GIVEN EXERCISE: Wherever a line below holds the word "バリュー", copy that line.
- - - -
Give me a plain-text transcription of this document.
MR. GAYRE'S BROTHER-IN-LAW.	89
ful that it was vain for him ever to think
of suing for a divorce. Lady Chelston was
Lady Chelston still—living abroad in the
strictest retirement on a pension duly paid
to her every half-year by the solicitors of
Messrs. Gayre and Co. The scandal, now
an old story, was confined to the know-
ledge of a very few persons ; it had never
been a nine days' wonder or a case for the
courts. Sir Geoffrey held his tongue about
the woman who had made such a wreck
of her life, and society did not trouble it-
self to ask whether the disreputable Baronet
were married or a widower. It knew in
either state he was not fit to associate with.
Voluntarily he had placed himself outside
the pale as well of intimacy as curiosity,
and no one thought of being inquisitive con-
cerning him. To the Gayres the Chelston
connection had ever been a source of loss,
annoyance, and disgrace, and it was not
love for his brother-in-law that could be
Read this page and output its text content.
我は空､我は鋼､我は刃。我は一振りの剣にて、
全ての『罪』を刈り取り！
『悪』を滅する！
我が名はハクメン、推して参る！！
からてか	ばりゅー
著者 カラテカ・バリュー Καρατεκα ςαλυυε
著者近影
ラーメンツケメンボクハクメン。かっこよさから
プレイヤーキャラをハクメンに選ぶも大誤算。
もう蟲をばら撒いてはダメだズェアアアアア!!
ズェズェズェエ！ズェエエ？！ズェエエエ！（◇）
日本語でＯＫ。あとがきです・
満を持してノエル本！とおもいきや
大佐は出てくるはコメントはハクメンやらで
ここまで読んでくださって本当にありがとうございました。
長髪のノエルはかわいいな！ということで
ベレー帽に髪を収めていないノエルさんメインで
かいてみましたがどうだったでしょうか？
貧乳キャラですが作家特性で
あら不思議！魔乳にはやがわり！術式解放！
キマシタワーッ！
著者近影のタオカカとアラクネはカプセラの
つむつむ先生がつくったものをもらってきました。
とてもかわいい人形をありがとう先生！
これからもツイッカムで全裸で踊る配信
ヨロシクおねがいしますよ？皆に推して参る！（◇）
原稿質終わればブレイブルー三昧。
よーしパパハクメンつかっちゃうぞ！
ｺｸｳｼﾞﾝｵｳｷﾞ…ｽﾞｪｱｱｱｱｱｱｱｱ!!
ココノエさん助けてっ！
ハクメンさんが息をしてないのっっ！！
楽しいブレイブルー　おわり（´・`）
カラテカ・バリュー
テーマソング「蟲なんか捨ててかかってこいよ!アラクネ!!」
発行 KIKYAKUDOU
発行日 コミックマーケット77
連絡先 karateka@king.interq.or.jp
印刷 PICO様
- - - -
RESULT OF THIS EXERCISE:
著者 カラテカ・バリュー Καρατεκα ςαλυυε
カラテカ・バリュー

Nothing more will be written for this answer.